#### [Given problem]
Type out all the records word for word. Any pictures are to be left out.

Dataset listings of figures
/---

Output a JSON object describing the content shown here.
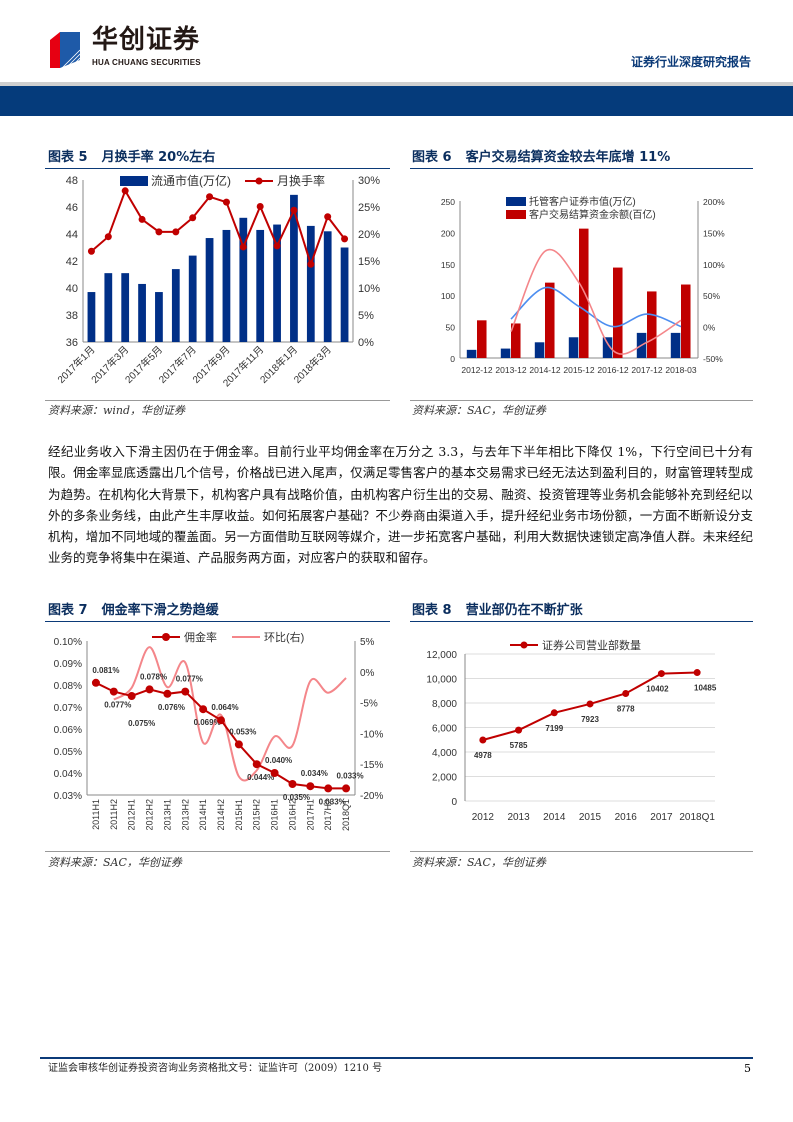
{
  "header": {
    "logo_cn": "华创证券",
    "logo_en": "HUA CHUANG SECURITIES",
    "report_type": "证券行业深度研究报告"
  },
  "colors": {
    "navy": "#053b7b",
    "bar_blue": "#002f87",
    "red": "#c00000",
    "pink": "#f4868a",
    "light_blue": "#4d8ef0"
  },
  "figures": [
    {
      "label": "图表 5",
      "title": "月换手率 20%左右",
      "source": "资料来源：wind，华创证券"
    },
    {
      "label": "图表 6",
      "title": "客户交易结算资金较去年底增 11%",
      "source": "资料来源：SAC，华创证券"
    },
    {
      "label": "图表 7",
      "title": "佣金率下滑之势趋缓",
      "source": "资料来源：SAC，华创证券"
    },
    {
      "label": "图表 8",
      "title": "营业部仍在不断扩张",
      "source": "资料来源：SAC，华创证券"
    }
  ],
  "body_text": "经纪业务收入下滑主因仍在于佣金率。目前行业平均佣金率在万分之 3.3，与去年下半年相比下降仅 1%，下行空间已十分有限。佣金率显底透露出几个信号，价格战已进入尾声，仅满足零售客户的基本交易需求已经无法达到盈利目的，财富管理转型成为趋势。在机构化大背景下，机构客户具有战略价值，由机构客户衍生出的交易、融资、投资管理等业务机会能够补充到经纪以外的多条业务线，由此产生丰厚收益。如何拓展客户基础？不少券商由渠道入手，提升经纪业务市场份额，一方面不断新设分支机构，增加不同地域的覆盖面。另一方面借助互联网等媒介，进一步拓宽客户基础，利用大数据快速锁定高净值人群。未来经纪业务的竞争将集中在渠道、产品服务两方面，对应客户的获取和留存。",
  "footer": {
    "text": "证监会审核华创证券投资咨询业务资格批文号：证监许可（2009）1210 号",
    "page": "5"
  },
  "chart_data": [
    {
      "type": "bar+line",
      "categories": [
        "2017年1月",
        "2017年2月",
        "2017年3月",
        "2017年4月",
        "2017年5月",
        "2017年6月",
        "2017年7月",
        "2017年8月",
        "2017年9月",
        "2017年10月",
        "2017年11月",
        "2017年12月",
        "2018年1月",
        "2018年2月",
        "2018年3月",
        "2018年4月"
      ],
      "shown_tick_labels": [
        "2017年1月",
        "2017年3月",
        "2017年5月",
        "2017年7月",
        "2017年9月",
        "2017年11月",
        "2018年1月",
        "2018年3月"
      ],
      "series": [
        {
          "name": "流通市值(万亿)",
          "type": "bar",
          "axis": "left",
          "values": [
            39.7,
            41.1,
            41.1,
            40.3,
            39.7,
            41.4,
            42.4,
            43.7,
            44.3,
            45.2,
            44.3,
            44.7,
            46.9,
            44.6,
            44.2,
            43.0
          ]
        },
        {
          "name": "月换手率",
          "type": "line",
          "axis": "right",
          "values": [
            16.8,
            19.5,
            28.0,
            22.7,
            20.4,
            20.4,
            23.0,
            26.9,
            25.9,
            17.6,
            25.1,
            17.8,
            24.4,
            14.4,
            23.2,
            19.1
          ]
        }
      ],
      "ylim_left": [
        36,
        48
      ],
      "yticks_left": [
        "36",
        "38",
        "40",
        "42",
        "44",
        "46",
        "48"
      ],
      "ylim_right": [
        0,
        30
      ],
      "yticks_right": [
        "0%",
        "5%",
        "10%",
        "15%",
        "20%",
        "25%",
        "30%"
      ],
      "legend": "top"
    },
    {
      "type": "bar+line",
      "categories": [
        "2012-12",
        "2013-12",
        "2014-12",
        "2015-12",
        "2016-12",
        "2017-12",
        "2018-03"
      ],
      "series": [
        {
          "name": "托管客户证券市值(万亿)",
          "type": "bar",
          "axis": "left",
          "values": [
            13,
            15,
            25,
            33,
            33,
            40,
            40
          ]
        },
        {
          "name": "客户交易结算资金余额(百亿)",
          "type": "bar",
          "axis": "left",
          "values": [
            60,
            55,
            120,
            206,
            144,
            106,
            117
          ]
        },
        {
          "type": "smooth-line",
          "axis": "right",
          "color": "light_blue",
          "values": [
            null,
            12,
            62,
            32,
            0,
            20,
            0
          ]
        },
        {
          "type": "smooth-line",
          "axis": "right",
          "color": "pink",
          "values": [
            null,
            -8,
            120,
            70,
            -38,
            -25,
            10
          ]
        }
      ],
      "ylim_left": [
        0,
        250
      ],
      "yticks_left": [
        "0",
        "50",
        "100",
        "150",
        "200",
        "250"
      ],
      "ylim_right": [
        -50,
        200
      ],
      "yticks_right": [
        "-50%",
        "0%",
        "50%",
        "100%",
        "150%",
        "200%"
      ],
      "legend": "top"
    },
    {
      "type": "line",
      "categories": [
        "2011H1",
        "2011H2",
        "2012H1",
        "2012H2",
        "2013H1",
        "2013H2",
        "2014H1",
        "2014H2",
        "2015H1",
        "2015H2",
        "2016H1",
        "2016H2",
        "2017H1",
        "2017H2",
        "2018Q1"
      ],
      "series": [
        {
          "name": "佣金率",
          "axis": "left",
          "values": [
            0.081,
            0.077,
            0.075,
            0.078,
            0.076,
            0.077,
            0.069,
            0.064,
            0.053,
            0.044,
            0.04,
            0.035,
            0.034,
            0.033,
            0.033
          ],
          "labels": [
            "0.081%",
            "0.077%",
            "0.075%",
            "0.078%",
            "0.076%",
            "0.077%",
            "0.069%",
            "0.064%",
            "0.053%",
            "0.044%",
            "0.040%",
            "0.035%",
            "0.034%",
            "0.033%",
            "0.033%"
          ]
        },
        {
          "name": "环比(右)",
          "axis": "right",
          "smooth": true,
          "values": [
            null,
            -4.5,
            -2.6,
            4.0,
            -2.5,
            1.5,
            -11.5,
            -7.0,
            -17.0,
            -16.0,
            -10.5,
            -12.0,
            -1.5,
            -3.4,
            -1.0
          ]
        }
      ],
      "ylim_left": [
        0.03,
        0.1
      ],
      "yticks_left": [
        "0.03%",
        "0.04%",
        "0.05%",
        "0.06%",
        "0.07%",
        "0.08%",
        "0.09%",
        "0.10%"
      ],
      "ylim_right": [
        -20,
        5
      ],
      "yticks_right": [
        "-20%",
        "-15%",
        "-10%",
        "-5%",
        "0%",
        "5%"
      ],
      "legend": "top"
    },
    {
      "type": "line",
      "categories": [
        "2012",
        "2013",
        "2014",
        "2015",
        "2016",
        "2017",
        "2018Q1"
      ],
      "series": [
        {
          "name": "证券公司营业部数量",
          "values": [
            4978,
            5785,
            7199,
            7923,
            8778,
            10402,
            10485
          ],
          "labels": [
            "4978",
            "5785",
            "7199",
            "7923",
            "8778",
            "10402",
            "10485"
          ]
        }
      ],
      "ylim": [
        0,
        12000
      ],
      "yticks": [
        "0",
        "2,000",
        "4,000",
        "6,000",
        "8,000",
        "10,000",
        "12,000"
      ],
      "grid": true,
      "legend": "top"
    }
  ]
}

\---

#### [Task response]
Output a JSON object describing the content shown here.
{
  "header": {
    "logo_cn": "华创证券",
    "logo_en": "HUA CHUANG SECURITIES",
    "report_type": "证券行业深度研究报告"
  },
  "colors": {
    "navy": "#053b7b",
    "bar_blue": "#002f87",
    "red": "#c00000",
    "pink": "#f4868a",
    "light_blue": "#4d8ef0"
  },
  "figures": [
    {
      "label": "图表 5",
      "title": "月换手率 20%左右",
      "source": "资料来源：wind，华创证券"
    },
    {
      "label": "图表 6",
      "title": "客户交易结算资金较去年底增 11%",
      "source": "资料来源：SAC，华创证券"
    },
    {
      "label": "图表 7",
      "title": "佣金率下滑之势趋缓",
      "source": "资料来源：SAC，华创证券"
    },
    {
      "label": "图表 8",
      "title": "营业部仍在不断扩张",
      "source": "资料来源：SAC，华创证券"
    }
  ],
  "body_text": "经纪业务收入下滑主因仍在于佣金率。目前行业平均佣金率在万分之 3.3，与去年下半年相比下降仅 1%，下行空间已十分有限。佣金率显底透露出几个信号，价格战已进入尾声，仅满足零售客户的基本交易需求已经无法达到盈利目的，财富管理转型成为趋势。在机构化大背景下，机构客户具有战略价值，由机构客户衍生出的交易、融资、投资管理等业务机会能够补充到经纪以外的多条业务线，由此产生丰厚收益。如何拓展客户基础？不少券商由渠道入手，提升经纪业务市场份额，一方面不断新设分支机构，增加不同地域的覆盖面。另一方面借助互联网等媒介，进一步拓宽客户基础，利用大数据快速锁定高净值人群。未来经纪业务的竞争将集中在渠道、产品服务两方面，对应客户的获取和留存。",
  "footer": {
    "text": "证监会审核华创证券投资咨询业务资格批文号：证监许可（2009）1210 号",
    "page": "5"
  },
  "chart_data": [
    {
      "type": "bar+line",
      "categories": [
        "2017年1月",
        "2017年2月",
        "2017年3月",
        "2017年4月",
        "2017年5月",
        "2017年6月",
        "2017年7月",
        "2017年8月",
        "2017年9月",
        "2017年10月",
        "2017年11月",
        "2017年12月",
        "2018年1月",
        "2018年2月",
        "2018年3月",
        "2018年4月"
      ],
      "shown_tick_labels": [
        "2017年1月",
        "2017年3月",
        "2017年5月",
        "2017年7月",
        "2017年9月",
        "2017年11月",
        "2018年1月",
        "2018年3月"
      ],
      "series": [
        {
          "name": "流通市值(万亿)",
          "type": "bar",
          "axis": "left",
          "values": [
            39.7,
            41.1,
            41.1,
            40.3,
            39.7,
            41.4,
            42.4,
            43.7,
            44.3,
            45.2,
            44.3,
            44.7,
            46.9,
            44.6,
            44.2,
            43.0
          ]
        },
        {
          "name": "月换手率",
          "type": "line",
          "axis": "right",
          "values": [
            16.8,
            19.5,
            28.0,
            22.7,
            20.4,
            20.4,
            23.0,
            26.9,
            25.9,
            17.6,
            25.1,
            17.8,
            24.4,
            14.4,
            23.2,
            19.1
          ]
        }
      ],
      "ylim_left": [
        36,
        48
      ],
      "yticks_left": [
        "36",
        "38",
        "40",
        "42",
        "44",
        "46",
        "48"
      ],
      "ylim_right": [
        0,
        30
      ],
      "yticks_right": [
        "0%",
        "5%",
        "10%",
        "15%",
        "20%",
        "25%",
        "30%"
      ],
      "legend": "top"
    },
    {
      "type": "bar+line",
      "categories": [
        "2012-12",
        "2013-12",
        "2014-12",
        "2015-12",
        "2016-12",
        "2017-12",
        "2018-03"
      ],
      "series": [
        {
          "name": "托管客户证券市值(万亿)",
          "type": "bar",
          "axis": "left",
          "values": [
            13,
            15,
            25,
            33,
            33,
            40,
            40
          ]
        },
        {
          "name": "客户交易结算资金余额(百亿)",
          "type": "bar",
          "axis": "left",
          "values": [
            60,
            55,
            120,
            206,
            144,
            106,
            117
          ]
        },
        {
          "type": "smooth-line",
          "axis": "right",
          "color": "light_blue",
          "values": [
            null,
            12,
            62,
            32,
            0,
            20,
            0
          ]
        },
        {
          "type": "smooth-line",
          "axis": "right",
          "color": "pink",
          "values": [
            null,
            -8,
            120,
            70,
            -38,
            -25,
            10
          ]
        }
      ],
      "ylim_left": [
        0,
        250
      ],
      "yticks_left": [
        "0",
        "50",
        "100",
        "150",
        "200",
        "250"
      ],
      "ylim_right": [
        -50,
        200
      ],
      "yticks_right": [
        "-50%",
        "0%",
        "50%",
        "100%",
        "150%",
        "200%"
      ],
      "legend": "top"
    },
    {
      "type": "line",
      "categories": [
        "2011H1",
        "2011H2",
        "2012H1",
        "2012H2",
        "2013H1",
        "2013H2",
        "2014H1",
        "2014H2",
        "2015H1",
        "2015H2",
        "2016H1",
        "2016H2",
        "2017H1",
        "2017H2",
        "2018Q1"
      ],
      "series": [
        {
          "name": "佣金率",
          "axis": "left",
          "values": [
            0.081,
            0.077,
            0.075,
            0.078,
            0.076,
            0.077,
            0.069,
            0.064,
            0.053,
            0.044,
            0.04,
            0.035,
            0.034,
            0.033,
            0.033
          ],
          "labels": [
            "0.081%",
            "0.077%",
            "0.075%",
            "0.078%",
            "0.076%",
            "0.077%",
            "0.069%",
            "0.064%",
            "0.053%",
            "0.044%",
            "0.040%",
            "0.035%",
            "0.034%",
            "0.033%",
            "0.033%"
          ]
        },
        {
          "name": "环比(右)",
          "axis": "right",
          "smooth": true,
          "values": [
            null,
            -4.5,
            -2.6,
            4.0,
            -2.5,
            1.5,
            -11.5,
            -7.0,
            -17.0,
            -16.0,
            -10.5,
            -12.0,
            -1.5,
            -3.4,
            -1.0
          ]
        }
      ],
      "ylim_left": [
        0.03,
        0.1
      ],
      "yticks_left": [
        "0.03%",
        "0.04%",
        "0.05%",
        "0.06%",
        "0.07%",
        "0.08%",
        "0.09%",
        "0.10%"
      ],
      "ylim_right": [
        -20,
        5
      ],
      "yticks_right": [
        "-20%",
        "-15%",
        "-10%",
        "-5%",
        "0%",
        "5%"
      ],
      "legend": "top"
    },
    {
      "type": "line",
      "categories": [
        "2012",
        "2013",
        "2014",
        "2015",
        "2016",
        "2017",
        "2018Q1"
      ],
      "series": [
        {
          "name": "证券公司营业部数量",
          "values": [
            4978,
            5785,
            7199,
            7923,
            8778,
            10402,
            10485
          ],
          "labels": [
            "4978",
            "5785",
            "7199",
            "7923",
            "8778",
            "10402",
            "10485"
          ]
        }
      ],
      "ylim": [
        0,
        12000
      ],
      "yticks": [
        "0",
        "2,000",
        "4,000",
        "6,000",
        "8,000",
        "10,000",
        "12,000"
      ],
      "grid": true,
      "legend": "top"
    }
  ]
}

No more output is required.